(Extracted records)
··········

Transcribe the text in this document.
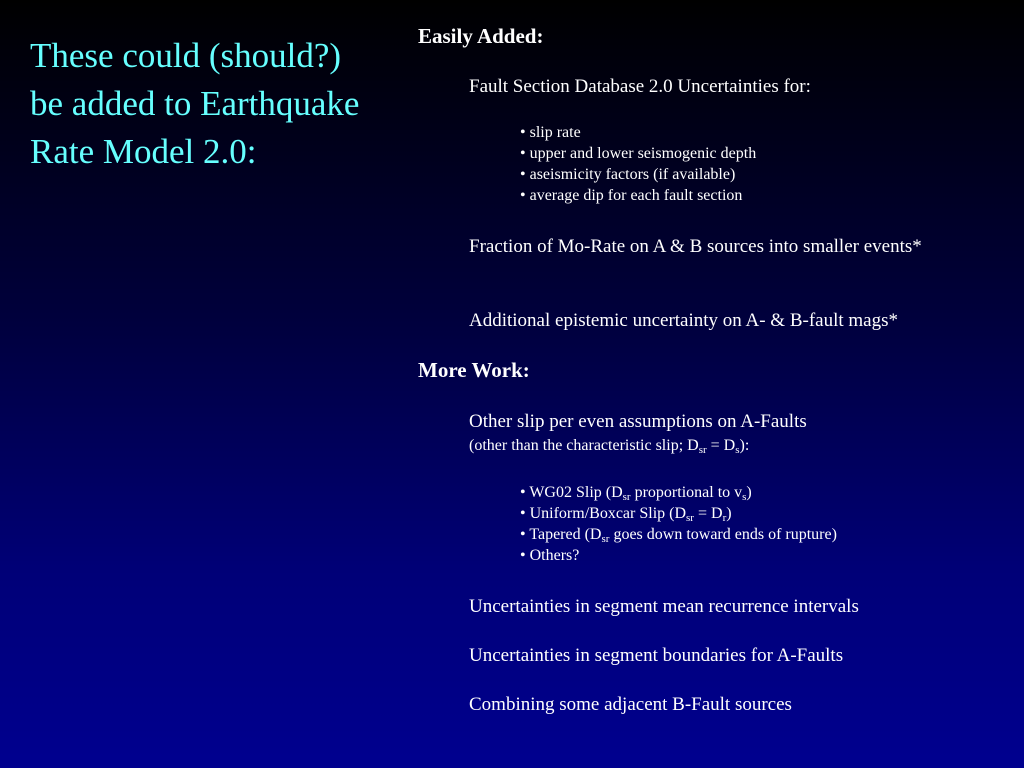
These could (should?) be added to Earthquake Rate Model 2.0:
Easily Added:
Fault Section Database 2.0 Uncertainties for:
• slip rate
• upper and lower seismogenic depth
• aseismicity factors (if available)
• average dip for each fault section
Fraction of Mo-Rate on A & B sources into smaller events*
Additional epistemic uncertainty on A- & B-fault mags*
More Work:
Other slip per even assumptions on A-Faults
(other than the characteristic slip; $D_{sr} = D_s$):
• WG02 Slip ($D_{sr}$ proportional to $v_s$)
• Uniform/Boxcar Slip $(D_{sr} = D_r)$
• Tapered ($D_{sr}$ goes down toward ends of rupture)
• Others?
Uncertainties in segment mean recurrence intervals
Uncertainties in segment boundaries for A-Faults
Combining some adjacent B-Fault sources
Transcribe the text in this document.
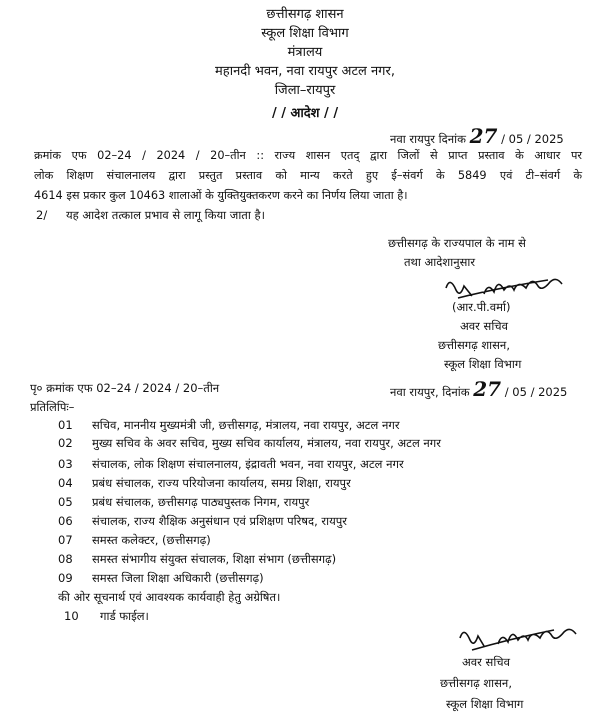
छत्तीसगढ़ शासन
स्कूल शिक्षा विभाग
मंत्रालय
महानदी भवन, नवा रायपुर अटल नगर,
जिला–रायपुर
/ / आदेश / /
नवा रायपुर दिनांक 27 / 05 / 2025
क्रमांक एफ 02–24 / 2024 / 20–तीन :: राज्य शासन एतद् द्वारा जिलों से प्राप्त प्रस्ताव के आधार पर
लोक शिक्षण संचालनालय द्वारा प्रस्तुत प्रस्ताव को मान्य करते हुए ई–संवर्ग के 5849 एवं टी–संवर्ग के
4614 इस प्रकार कुल 10463 शालाओं के युक्तियुक्तकरण करने का निर्णय लिया जाता है।
2/ यह आदेश तत्काल प्रभाव से लागू किया जाता है।
छत्तीसगढ़ के राज्यपाल के नाम से
तथा आदेशानुसार
(आर.पी.वर्मा)
अवर सचिव
छत्तीसगढ़ शासन,
स्कूल शिक्षा विभाग
पृ० क्रमांक एफ 02–24 / 2024 / 20–तीन	नवा रायपुर, दिनांक 27 / 05 / 2025
प्रतिलिपिः–
01 सचिव, माननीय मुख्यमंत्री जी, छत्तीसगढ़, मंत्रालय, नवा रायपुर, अटल नगर
02 मुख्य सचिव के अवर सचिव, मुख्य सचिव कार्यालय, मंत्रालय, नवा रायपुर, अटल नगर
03 संचालक, लोक शिक्षण संचालनालय, इंद्रावती भवन, नवा रायपुर, अटल नगर
04 प्रबंध संचालक, राज्य परियोजना कार्यालय, समग्र शिक्षा, रायपुर
05 प्रबंध संचालक, छत्तीसगढ़ पाठ्यपुस्तक निगम, रायपुर
06 संचालक, राज्य शैक्षिक अनुसंधान एवं प्रशिक्षण परिषद, रायपुर
07 समस्त कलेक्टर, (छत्तीसगढ़)
08 समस्त संभागीय संयुक्त संचालक, शिक्षा संभाग (छत्तीसगढ़)
09 समस्त जिला शिक्षा अधिकारी (छत्तीसगढ़)
की ओर सूचनार्थ एवं आवश्यक कार्यवाही हेतु अग्रेषित।
10 गार्ड फाईल।
अवर सचिव
छत्तीसगढ़ शासन,
स्कूल शिक्षा विभाग
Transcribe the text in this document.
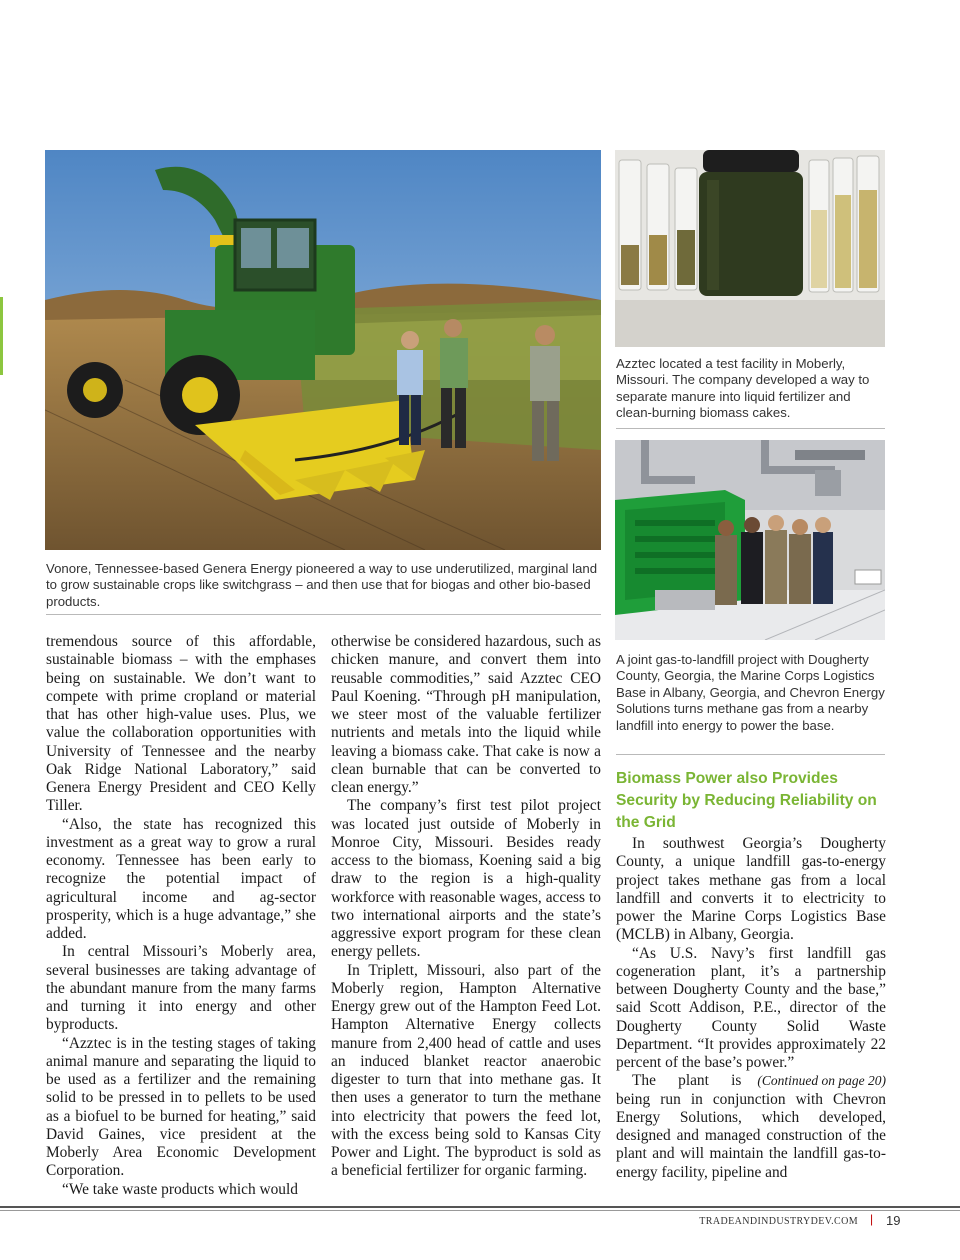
Azztec located a test facility in Moberly, Missouri. The company developed a way to separate manure into liquid fertilizer and clean-burning biomass cakes.
A joint gas-to-landfill project with Dougherty County, Georgia, the Marine Corps Logistics Base in Albany, Georgia, and Chevron Energy Solutions turns methane gas from a nearby landfill into energy to power the base.
Vonore, Tennessee-based Genera Energy pioneered a way to use underutilized, marginal land to grow sustainable crops like switchgrass – and then use that for biogas and other bio-based products.

tremendous source of this affordable, sustainable biomass – with the emphases being on sustainable. We don’t want to compete with prime cropland or material that has other high-value uses. Plus, we value the collaboration opportunities with University of Tennessee and the nearby Oak Ridge National Laboratory,” said Genera Energy President and CEO Kelly Tiller.

“Also, the state has recognized this investment as a great way to grow a rural economy. Tennessee has been early to recognize the potential impact of agricultural income and ag-sector prosperity, which is a huge advantage,” she added.

In central Missouri’s Moberly area, several businesses are taking advantage of the abundant manure from the many farms and turning it into energy and other byproducts.

“Azztec is in the testing stages of taking animal manure and separating the liquid to be used as a fertilizer and the remaining solid to be pressed in to pellets to be used as a biofuel to be burned for heating,” said David Gaines, vice president at the Moberly Area Economic Development Corporation.

“We take waste products which would

otherwise be considered hazardous, such as chicken manure, and convert them into reusable commodities,” said Azztec CEO Paul Koening. “Through pH manipulation, we steer most of the valuable fertilizer nutrients and metals into the liquid while leaving a biomass cake. That cake is now a clean burnable that can be converted to clean energy.”

The company’s first test pilot project was located just outside of Moberly in Monroe City, Missouri. Besides ready access to the biomass, Koening said a big draw to the region is a high-quality workforce with reasonable wages, access to two international airports and the state’s aggressive export program for these clean energy pellets.

In Triplett, Missouri, also part of the Moberly region, Hampton Alternative Energy grew out of the Hampton Feed Lot. Hampton Alternative Energy collects manure from 2,400 head of cattle and uses an induced blanket reactor anaerobic digester to turn that into methane gas. It then uses a generator to turn the methane into electricity that powers the feed lot, with the excess being sold to Kansas City Power and Light. The byproduct is sold as a beneficial fertilizer for organic farming.

Biomass Power also Provides Security by Reducing Reliability on the Grid

In southwest Georgia’s Dougherty County, a unique landfill gas-to-energy project takes methane gas from a local landfill and converts it to electricity to power the Marine Corps Logistics Base (MCLB) in Albany, Georgia.

“As U.S. Navy’s first landfill gas cogeneration plant, it’s a partnership between Dougherty County and the base,” said Scott Addison, P.E., director of the Dougherty County Solid Waste Department. “It provides approximately 22 percent of the base’s power.”

(Continued on page 20)
The plant is being run in conjunction with Chevron Energy Solutions, which developed, designed and managed construction of the plant and will maintain the landfill gas-to-energy facility, pipeline and

TRADEANDINDUSTRYDEV.COM | 19
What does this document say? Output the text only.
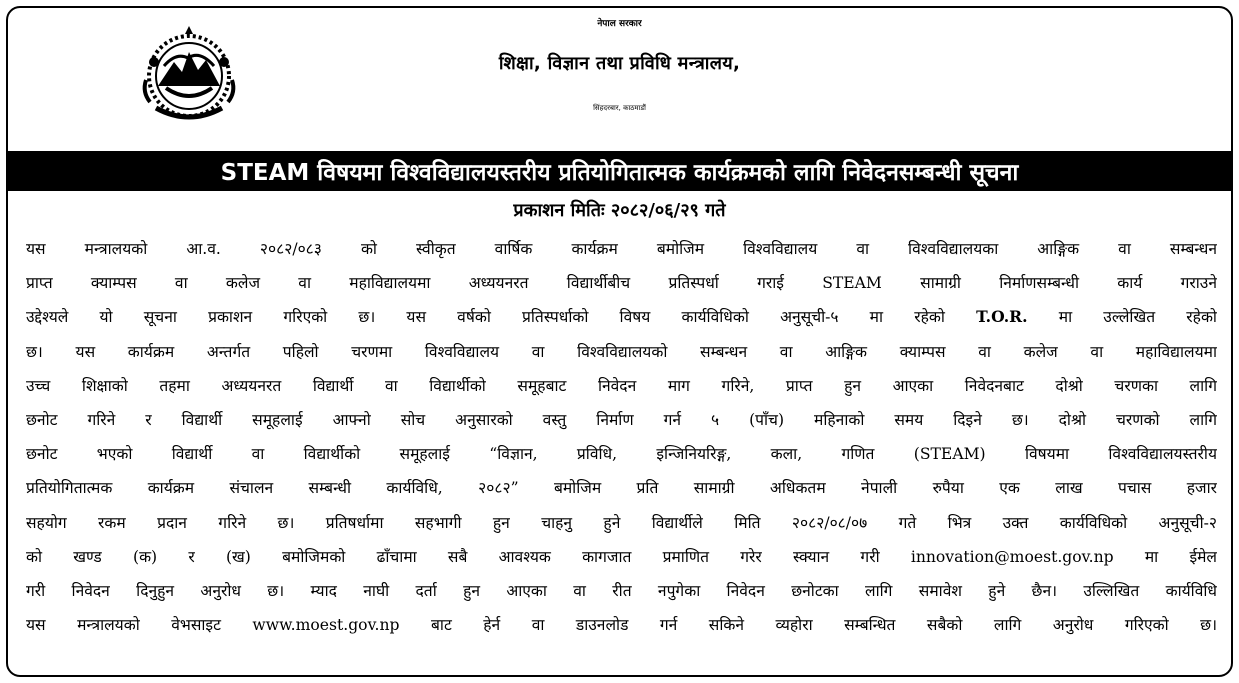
नेपाल सरकार
शिक्षा, विज्ञान तथा प्रविधि मन्त्रालय,
सिंहदरबार, काठमाडौं
STEAM विषयमा विश्वविद्यालयस्तरीय प्रतियोगितात्मक कार्यक्रमको लागि निवेदनसम्बन्धी सूचना
प्रकाशन मितिः २०८२/०६/२९ गते
यस मन्त्रालयको आ.व. २०८२/०८३ को स्वीकृत वार्षिक कार्यक्रम बमोजिम विश्वविद्यालय वा विश्वविद्यालयका आङ्गिक वा सम्बन्धन
प्राप्त क्याम्पस वा कलेज वा महाविद्यालयमा अध्ययनरत विद्यार्थीबीच प्रतिस्पर्धा गराई STEAM सामाग्री निर्माणसम्बन्धी कार्य गराउने
उद्देश्यले यो सूचना प्रकाशन गरिएको छ। यस वर्षको प्रतिस्पर्धाको विषय कार्यविधिको अनुसूची-५ मा रहेको T.O.R. मा उल्लेखित रहेको
छ। यस कार्यक्रम अन्तर्गत पहिलो चरणमा विश्वविद्यालय वा विश्वविद्यालयको सम्बन्धन वा आङ्गिक क्याम्पस वा कलेज वा महाविद्यालयमा
उच्च शिक्षाको तहमा अध्ययनरत विद्यार्थी वा विद्यार्थीको समूहबाट निवेदन माग गरिने, प्राप्त हुन आएका निवेदनबाट दोश्रो चरणका लागि
छनोट गरिने र विद्यार्थी समूहलाई आफ्नो सोच अनुसारको वस्तु निर्माण गर्न ५ (पाँच) महिनाको समय दिइने छ। दोश्रो चरणको लागि
छनोट भएको विद्यार्थी वा विद्यार्थीको समूहलाई “विज्ञान, प्रविधि, इन्जिनियरिङ्ग, कला, गणित (STEAM) विषयमा विश्वविद्यालयस्तरीय
प्रतियोगितात्मक कार्यक्रम संचालन सम्बन्धी कार्यविधि, २०८२” बमोजिम प्रति सामाग्री अधिकतम नेपाली रुपैया एक लाख पचास हजार
सहयोग रकम प्रदान गरिने छ। प्रतिषर्धामा सहभागी हुन चाहनु हुने विद्यार्थीले मिति २०८२/०८/०७ गते भित्र उक्त कार्यविधिको अनुसूची-२
को खण्ड (क) र (ख) बमोजिमको ढाँचामा सबै आवश्यक कागजात प्रमाणित गरेर स्क्यान गरी innovation@moest.gov.np मा ईमेल
गरी निवेदन दिनुहुन अनुरोध छ। म्याद नाघी दर्ता हुन आएका वा रीत नपुगेका निवेदन छनोटका लागि समावेश हुने छैन। उल्लिखित कार्यविधि
यस मन्त्रालयको वेभसाइट www.moest.gov.np बाट हेर्न वा डाउनलोड गर्न सकिने व्यहोरा सम्बन्धित सबैको लागि अनुरोध गरिएको छ।
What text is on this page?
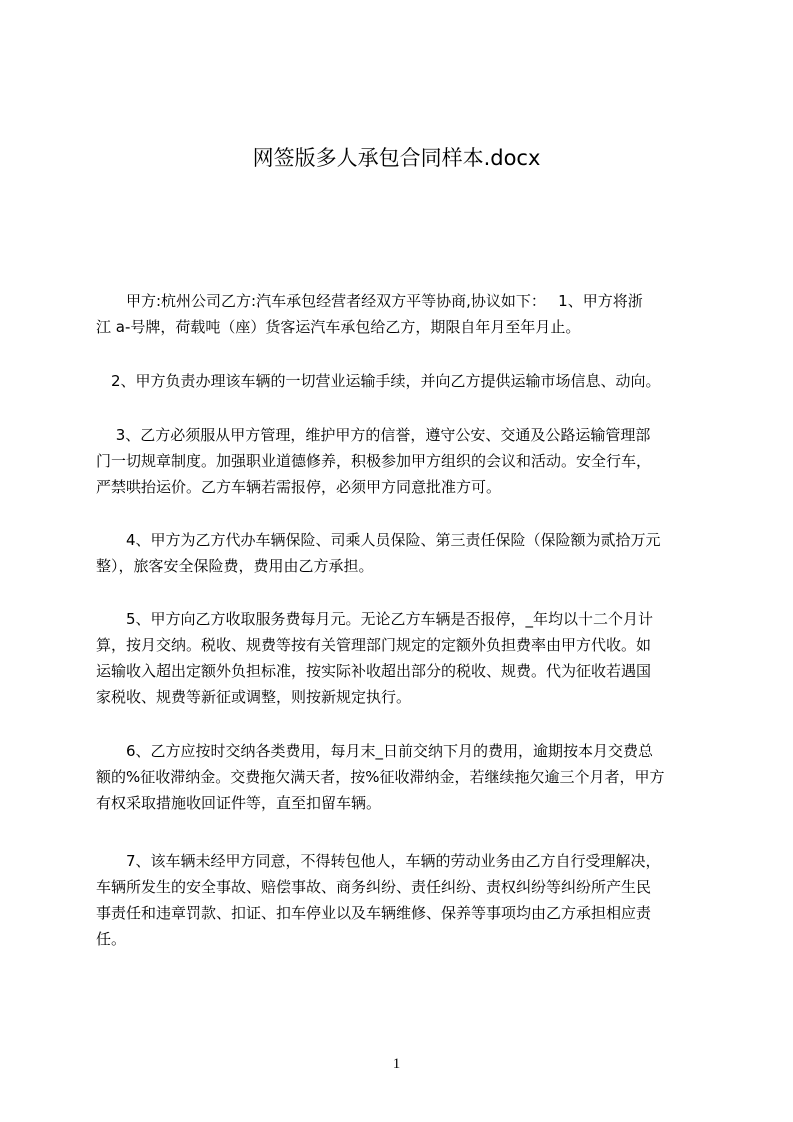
网签版多人承包合同样本.docx
　　甲方:杭州公司乙方:汽车承包经营者经双方平等协商,协议如下：　 1、甲方将浙
江 a-号牌，荷载吨（座）货客运汽车承包给乙方，期限自年月至年月止。
　2、甲方负责办理该车辆的一切营业运输手续，并向乙方提供运输市场信息、动向。
　 3、乙方必须服从甲方管理，维护甲方的信誉，遵守公安、交通及公路运输管理部
门一切规章制度。加强职业道德修养，积极参加甲方组织的会议和活动。安全行车，
严禁哄抬运价。乙方车辆若需报停，必须甲方同意批准方可。
　　4、甲方为乙方代办车辆保险、司乘人员保险、第三责任保险（保险额为贰拾万元
整），旅客安全保险费，费用由乙方承担。
　　5、甲方向乙方收取服务费每月元。无论乙方车辆是否报停，_年均以十二个月计
算，按月交纳。税收、规费等按有关管理部门规定的定额外负担费率由甲方代收。如
运输收入超出定额外负担标准，按实际补收超出部分的税收、规费。代为征收若遇国
家税收、规费等新征或调整，则按新规定执行。
　　6、乙方应按时交纳各类费用，每月末_日前交纳下月的费用，逾期按本月交费总
额的%征收滞纳金。交费拖欠满天者，按%征收滞纳金，若继续拖欠逾三个月者，甲方
有权采取措施收回证件等，直至扣留车辆。
　　7、该车辆未经甲方同意，不得转包他人，车辆的劳动业务由乙方自行受理解决，
车辆所发生的安全事故、赔偿事故、商务纠纷、责任纠纷、责权纠纷等纠纷所产生民
事责任和违章罚款、扣证、扣车停业以及车辆维修、保养等事项均由乙方承担相应责
任。
1
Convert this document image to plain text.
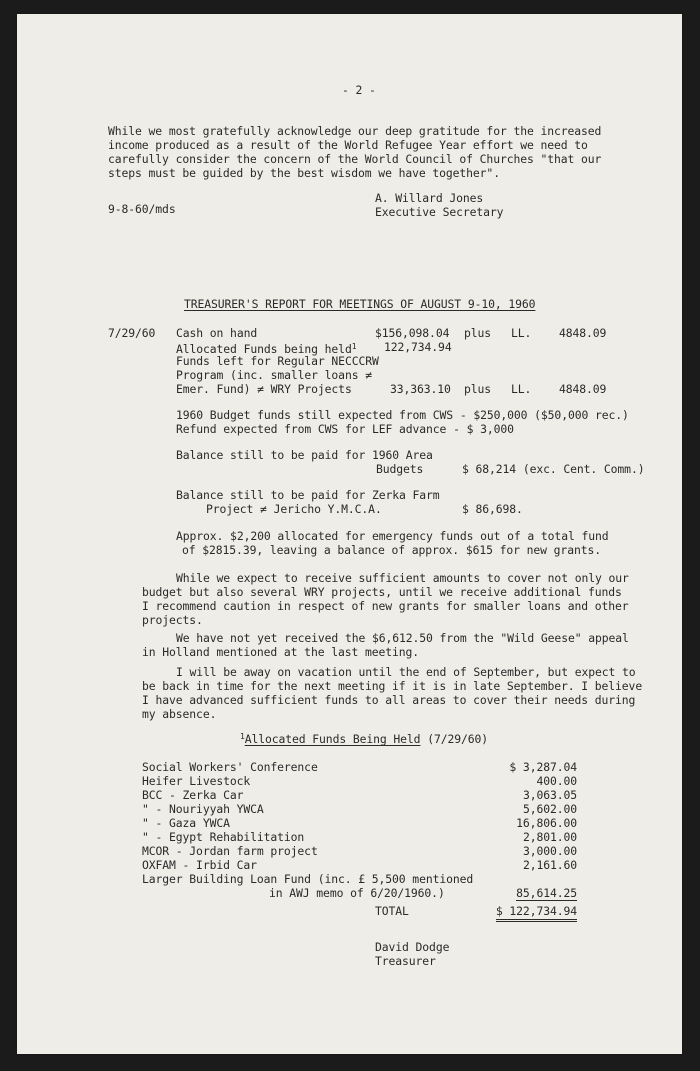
- 2 -
While we most gratefully acknowledge our deep gratitude for the increased
income produced as a result of the World Refugee Year effort we need to
carefully consider the concern of the World Council of Churches "that our
steps must be guided by the best wisdom we have together".
9-8-60/mds
A. Willard Jones
Executive Secretary
TREASURER'S REPORT FOR MEETINGS OF AUGUST 9-10, 1960
7/29/60 Cash on hand	$156,098.04 plus LL. 4848.09
Allocated Funds being held$^1$ 122,734.94
Funds left for Regular NECCCRW
Program (inc. smaller loans ≠
Emer. Fund) ≠ WRY Projects	33,363.10 plus LL. 4848.09
1960 Budget funds still expected from CWS - $250,000 ($50,000 rec.)
Refund expected from CWS for LEF advance - $ 3,000
Balance still to be paid for 1960 Area
Budgets	$ 68,214 (exc. Cent. Comm.)
Balance still to be paid for Zerka Farm
Project ≠ Jericho Y.M.C.A.	$ 86,698.
Approx. $2,200 allocated for emergency funds out of a total fund
of $2815.39, leaving a balance of approx. $615 for new grants.
While we expect to receive sufficient amounts to cover not only our
budget but also several WRY projects, until we receive additional funds
I recommend caution in respect of new grants for smaller loans and other
projects.
We have not yet received the $6,612.50 from the "Wild Geese" appeal
in Holland mentioned at the last meeting.
I will be away on vacation until the end of September, but expect to
be back in time for the next meeting if it is in late September. I believe
I have advanced sufficient funds to all areas to cover their needs during
my absence.
$^1$Allocated Funds Being Held (7/29/60)
Social Workers' Conference	$ 3,287.04
Heifer Livestock	400.00
BCC - Zerka Car	3,063.05
" - Nouriyyah YWCA	5,602.00
" - Gaza YWCA	16,806.00
" - Egypt Rehabilitation	2,801.00
MCOR - Jordan farm project	3,000.00
OXFAM - Irbid Car	2,161.60
Larger Building Loan Fund (inc. £ 5,500 mentioned
in AWJ memo of 6/20/1960.)	85,614.25
TOTAL	$ 122,734.94
David Dodge
Treasurer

··········

**DIRECTIVE:** Identify each line of the material where the word "moest" shows up, and copy it.

**WRITTEN ANSWER:**
को खण्ड (क) र (ख) बमोजिमको ढाँचामा सबै आवश्यक कागजात प्रमाणित गरेर स्क्यान गरी innovation@moest.gov.np मा ईमेल
यस मन्त्रालयको वेभसाइट www.moest.gov.np बाट हेर्न वा डाउनलोड गर्न सकिने व्यहोरा सम्बन्धित सबैको लागि अनुरोध गरिएको छ।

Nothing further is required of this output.